Extract the lines that carry the string "фермерского" from the listing.

— Start of MATERIAL SUPPLIED —

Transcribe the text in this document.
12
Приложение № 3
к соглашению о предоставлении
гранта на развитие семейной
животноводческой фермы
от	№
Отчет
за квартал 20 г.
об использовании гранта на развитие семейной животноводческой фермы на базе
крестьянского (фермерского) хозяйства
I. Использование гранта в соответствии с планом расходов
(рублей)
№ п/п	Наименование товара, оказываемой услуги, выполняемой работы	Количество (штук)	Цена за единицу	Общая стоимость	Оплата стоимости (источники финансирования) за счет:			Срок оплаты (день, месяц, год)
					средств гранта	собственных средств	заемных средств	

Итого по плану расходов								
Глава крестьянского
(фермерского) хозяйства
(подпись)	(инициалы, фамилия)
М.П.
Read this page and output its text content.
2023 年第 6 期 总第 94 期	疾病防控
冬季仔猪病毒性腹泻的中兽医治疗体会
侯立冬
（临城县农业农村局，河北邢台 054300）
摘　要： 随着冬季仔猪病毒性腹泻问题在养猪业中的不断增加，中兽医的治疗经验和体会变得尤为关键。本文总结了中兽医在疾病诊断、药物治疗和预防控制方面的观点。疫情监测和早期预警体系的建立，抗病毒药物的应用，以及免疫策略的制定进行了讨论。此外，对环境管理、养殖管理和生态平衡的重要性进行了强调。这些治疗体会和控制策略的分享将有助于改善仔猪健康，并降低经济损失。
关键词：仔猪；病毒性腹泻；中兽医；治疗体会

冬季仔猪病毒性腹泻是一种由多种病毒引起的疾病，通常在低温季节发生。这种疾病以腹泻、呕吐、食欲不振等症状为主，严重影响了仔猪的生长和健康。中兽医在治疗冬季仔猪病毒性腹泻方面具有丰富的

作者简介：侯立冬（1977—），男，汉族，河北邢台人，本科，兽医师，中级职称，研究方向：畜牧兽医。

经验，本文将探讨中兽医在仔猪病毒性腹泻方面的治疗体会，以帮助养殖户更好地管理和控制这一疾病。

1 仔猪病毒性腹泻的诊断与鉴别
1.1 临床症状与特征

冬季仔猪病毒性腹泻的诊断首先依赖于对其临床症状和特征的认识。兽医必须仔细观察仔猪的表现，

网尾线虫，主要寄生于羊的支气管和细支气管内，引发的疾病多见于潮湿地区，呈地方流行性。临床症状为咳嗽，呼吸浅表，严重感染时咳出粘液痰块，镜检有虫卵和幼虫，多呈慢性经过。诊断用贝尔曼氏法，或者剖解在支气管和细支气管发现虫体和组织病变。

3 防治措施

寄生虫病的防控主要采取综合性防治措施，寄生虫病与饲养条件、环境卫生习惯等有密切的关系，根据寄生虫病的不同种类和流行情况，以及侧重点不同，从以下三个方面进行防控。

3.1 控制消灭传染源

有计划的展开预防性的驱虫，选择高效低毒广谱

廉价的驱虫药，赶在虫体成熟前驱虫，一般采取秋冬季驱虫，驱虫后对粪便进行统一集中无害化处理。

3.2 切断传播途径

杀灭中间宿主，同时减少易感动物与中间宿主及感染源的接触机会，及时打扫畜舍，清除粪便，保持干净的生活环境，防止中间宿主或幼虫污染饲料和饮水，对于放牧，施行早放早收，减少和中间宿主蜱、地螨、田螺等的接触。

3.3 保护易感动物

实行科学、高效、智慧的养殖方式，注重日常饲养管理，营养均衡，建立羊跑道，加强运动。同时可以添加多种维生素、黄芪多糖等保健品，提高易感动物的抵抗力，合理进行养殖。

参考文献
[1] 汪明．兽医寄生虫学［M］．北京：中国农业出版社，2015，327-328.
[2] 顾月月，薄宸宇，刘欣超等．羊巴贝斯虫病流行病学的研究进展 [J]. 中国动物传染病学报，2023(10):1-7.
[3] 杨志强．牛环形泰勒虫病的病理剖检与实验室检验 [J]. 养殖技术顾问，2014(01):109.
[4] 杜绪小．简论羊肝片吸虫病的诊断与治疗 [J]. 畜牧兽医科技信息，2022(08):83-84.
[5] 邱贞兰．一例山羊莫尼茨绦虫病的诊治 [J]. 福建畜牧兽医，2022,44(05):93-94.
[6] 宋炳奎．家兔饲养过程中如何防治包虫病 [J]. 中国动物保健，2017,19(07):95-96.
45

— End of MATERIAL SUPPLIED —

▶ **EXERCISE RESULT**:
крестьянского (фермерского) хозяйства
(фермерского) хозяйства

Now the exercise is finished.